## EXERCISE DESCRIPTION
Retype all the records with nothing changed.

## DATA ENTRIES
::::::

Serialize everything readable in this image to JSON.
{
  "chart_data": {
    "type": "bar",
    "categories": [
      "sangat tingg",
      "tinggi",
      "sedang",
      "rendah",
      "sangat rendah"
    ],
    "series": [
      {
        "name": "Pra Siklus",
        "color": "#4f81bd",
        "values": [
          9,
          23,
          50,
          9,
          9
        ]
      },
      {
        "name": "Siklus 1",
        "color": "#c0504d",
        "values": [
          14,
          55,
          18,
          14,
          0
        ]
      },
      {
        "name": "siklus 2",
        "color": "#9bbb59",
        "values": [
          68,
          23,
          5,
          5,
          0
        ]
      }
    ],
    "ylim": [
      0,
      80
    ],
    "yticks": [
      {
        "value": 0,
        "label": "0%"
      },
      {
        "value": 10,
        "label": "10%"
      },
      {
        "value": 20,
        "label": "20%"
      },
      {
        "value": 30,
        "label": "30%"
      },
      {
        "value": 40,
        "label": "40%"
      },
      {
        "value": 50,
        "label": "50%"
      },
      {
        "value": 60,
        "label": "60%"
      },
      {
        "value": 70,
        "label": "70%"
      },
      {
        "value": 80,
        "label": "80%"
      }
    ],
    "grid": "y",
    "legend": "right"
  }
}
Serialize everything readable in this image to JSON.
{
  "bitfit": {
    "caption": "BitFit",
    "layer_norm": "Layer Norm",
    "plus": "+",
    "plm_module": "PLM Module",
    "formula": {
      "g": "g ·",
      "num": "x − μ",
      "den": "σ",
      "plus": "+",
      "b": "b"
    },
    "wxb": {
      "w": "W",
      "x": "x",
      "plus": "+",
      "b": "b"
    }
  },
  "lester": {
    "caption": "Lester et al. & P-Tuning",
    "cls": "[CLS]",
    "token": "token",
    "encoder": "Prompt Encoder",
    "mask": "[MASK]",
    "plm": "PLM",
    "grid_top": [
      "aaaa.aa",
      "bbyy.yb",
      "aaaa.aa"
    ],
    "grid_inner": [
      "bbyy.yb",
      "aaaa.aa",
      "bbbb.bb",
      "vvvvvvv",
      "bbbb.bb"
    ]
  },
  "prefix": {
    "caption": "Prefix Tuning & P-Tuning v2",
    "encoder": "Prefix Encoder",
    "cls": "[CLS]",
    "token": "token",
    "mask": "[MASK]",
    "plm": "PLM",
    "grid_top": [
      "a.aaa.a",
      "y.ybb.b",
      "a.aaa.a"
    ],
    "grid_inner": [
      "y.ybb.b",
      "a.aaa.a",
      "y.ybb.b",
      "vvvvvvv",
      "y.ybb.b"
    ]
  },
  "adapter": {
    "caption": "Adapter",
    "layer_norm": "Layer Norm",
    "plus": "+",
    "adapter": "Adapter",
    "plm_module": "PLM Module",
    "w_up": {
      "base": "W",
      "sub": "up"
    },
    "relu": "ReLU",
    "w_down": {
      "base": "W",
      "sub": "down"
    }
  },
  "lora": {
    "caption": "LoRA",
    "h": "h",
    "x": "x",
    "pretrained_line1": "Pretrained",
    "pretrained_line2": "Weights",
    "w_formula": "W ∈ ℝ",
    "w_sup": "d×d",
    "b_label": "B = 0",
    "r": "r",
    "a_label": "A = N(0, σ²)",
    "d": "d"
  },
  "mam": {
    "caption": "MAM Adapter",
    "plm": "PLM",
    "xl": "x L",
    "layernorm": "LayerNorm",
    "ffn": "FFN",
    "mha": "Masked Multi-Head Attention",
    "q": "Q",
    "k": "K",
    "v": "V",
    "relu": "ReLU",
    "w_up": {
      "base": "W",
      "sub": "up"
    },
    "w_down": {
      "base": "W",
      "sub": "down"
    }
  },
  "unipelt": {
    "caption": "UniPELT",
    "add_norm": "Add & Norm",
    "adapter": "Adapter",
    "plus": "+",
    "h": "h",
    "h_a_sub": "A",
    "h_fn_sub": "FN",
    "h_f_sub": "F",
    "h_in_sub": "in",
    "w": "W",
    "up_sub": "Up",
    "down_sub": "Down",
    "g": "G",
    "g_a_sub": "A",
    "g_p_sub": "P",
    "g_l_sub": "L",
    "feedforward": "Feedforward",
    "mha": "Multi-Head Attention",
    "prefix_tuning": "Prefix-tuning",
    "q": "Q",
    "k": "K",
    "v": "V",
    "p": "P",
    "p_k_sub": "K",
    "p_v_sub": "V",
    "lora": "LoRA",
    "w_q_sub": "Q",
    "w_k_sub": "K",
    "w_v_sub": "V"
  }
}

::::::

## COMPLETE RESPONSE
Serialize everything readable in this image to JSON.
{
  "chart_data": {
    "type": "bar",
    "categories": [
      "sangat tingg",
      "tinggi",
      "sedang",
      "rendah",
      "sangat rendah"
    ],
    "series": [
      {
        "name": "Pra Siklus",
        "color": "#4f81bd",
        "values": [
          9,
          23,
          50,
          9,
          9
        ]
      },
      {
        "name": "Siklus 1",
        "color": "#c0504d",
        "values": [
          14,
          55,
          18,
          14,
          0
        ]
      },
      {
        "name": "siklus 2",
        "color": "#9bbb59",
        "values": [
          68,
          23,
          5,
          5,
          0
        ]
      }
    ],
    "ylim": [
      0,
      80
    ],
    "yticks": [
      {
        "value": 0,
        "label": "0%"
      },
      {
        "value": 10,
        "label": "10%"
      },
      {
        "value": 20,
        "label": "20%"
      },
      {
        "value": 30,
        "label": "30%"
      },
      {
        "value": 40,
        "label": "40%"
      },
      {
        "value": 50,
        "label": "50%"
      },
      {
        "value": 60,
        "label": "60%"
      },
      {
        "value": 70,
        "label": "70%"
      },
      {
        "value": 80,
        "label": "80%"
      }
    ],
    "grid": "y",
    "legend": "right"
  }
}
Serialize everything readable in this image to JSON.
{
  "bitfit": {
    "caption": "BitFit",
    "layer_norm": "Layer Norm",
    "plus": "+",
    "plm_module": "PLM Module",
    "formula": {
      "g": "g ·",
      "num": "x − μ",
      "den": "σ",
      "plus": "+",
      "b": "b"
    },
    "wxb": {
      "w": "W",
      "x": "x",
      "plus": "+",
      "b": "b"
    }
  },
  "lester": {
    "caption": "Lester et al. & P-Tuning",
    "cls": "[CLS]",
    "token": "token",
    "encoder": "Prompt Encoder",
    "mask": "[MASK]",
    "plm": "PLM",
    "grid_top": [
      "aaaa.aa",
      "bbyy.yb",
      "aaaa.aa"
    ],
    "grid_inner": [
      "bbyy.yb",
      "aaaa.aa",
      "bbbb.bb",
      "vvvvvvv",
      "bbbb.bb"
    ]
  },
  "prefix": {
    "caption": "Prefix Tuning & P-Tuning v2",
    "encoder": "Prefix Encoder",
    "cls": "[CLS]",
    "token": "token",
    "mask": "[MASK]",
    "plm": "PLM",
    "grid_top": [
      "a.aaa.a",
      "y.ybb.b",
      "a.aaa.a"
    ],
    "grid_inner": [
      "y.ybb.b",
      "a.aaa.a",
      "y.ybb.b",
      "vvvvvvv",
      "y.ybb.b"
    ]
  },
  "adapter": {
    "caption": "Adapter",
    "layer_norm": "Layer Norm",
    "plus": "+",
    "adapter": "Adapter",
    "plm_module": "PLM Module",
    "w_up": {
      "base": "W",
      "sub": "up"
    },
    "relu": "ReLU",
    "w_down": {
      "base": "W",
      "sub": "down"
    }
  },
  "lora": {
    "caption": "LoRA",
    "h": "h",
    "x": "x",
    "pretrained_line1": "Pretrained",
    "pretrained_line2": "Weights",
    "w_formula": "W ∈ ℝ",
    "w_sup": "d×d",
    "b_label": "B = 0",
    "r": "r",
    "a_label": "A = N(0, σ²)",
    "d": "d"
  },
  "mam": {
    "caption": "MAM Adapter",
    "plm": "PLM",
    "xl": "x L",
    "layernorm": "LayerNorm",
    "ffn": "FFN",
    "mha": "Masked Multi-Head Attention",
    "q": "Q",
    "k": "K",
    "v": "V",
    "relu": "ReLU",
    "w_up": {
      "base": "W",
      "sub": "up"
    },
    "w_down": {
      "base": "W",
      "sub": "down"
    }
  },
  "unipelt": {
    "caption": "UniPELT",
    "add_norm": "Add & Norm",
    "adapter": "Adapter",
    "plus": "+",
    "h": "h",
    "h_a_sub": "A",
    "h_fn_sub": "FN",
    "h_f_sub": "F",
    "h_in_sub": "in",
    "w": "W",
    "up_sub": "Up",
    "down_sub": "Down",
    "g": "G",
    "g_a_sub": "A",
    "g_p_sub": "P",
    "g_l_sub": "L",
    "feedforward": "Feedforward",
    "mha": "Multi-Head Attention",
    "prefix_tuning": "Prefix-tuning",
    "q": "Q",
    "k": "K",
    "v": "V",
    "p": "P",
    "p_k_sub": "K",
    "p_v_sub": "V",
    "lora": "LoRA",
    "w_q_sub": "Q",
    "w_k_sub": "K",
    "w_v_sub": "V"
  }
}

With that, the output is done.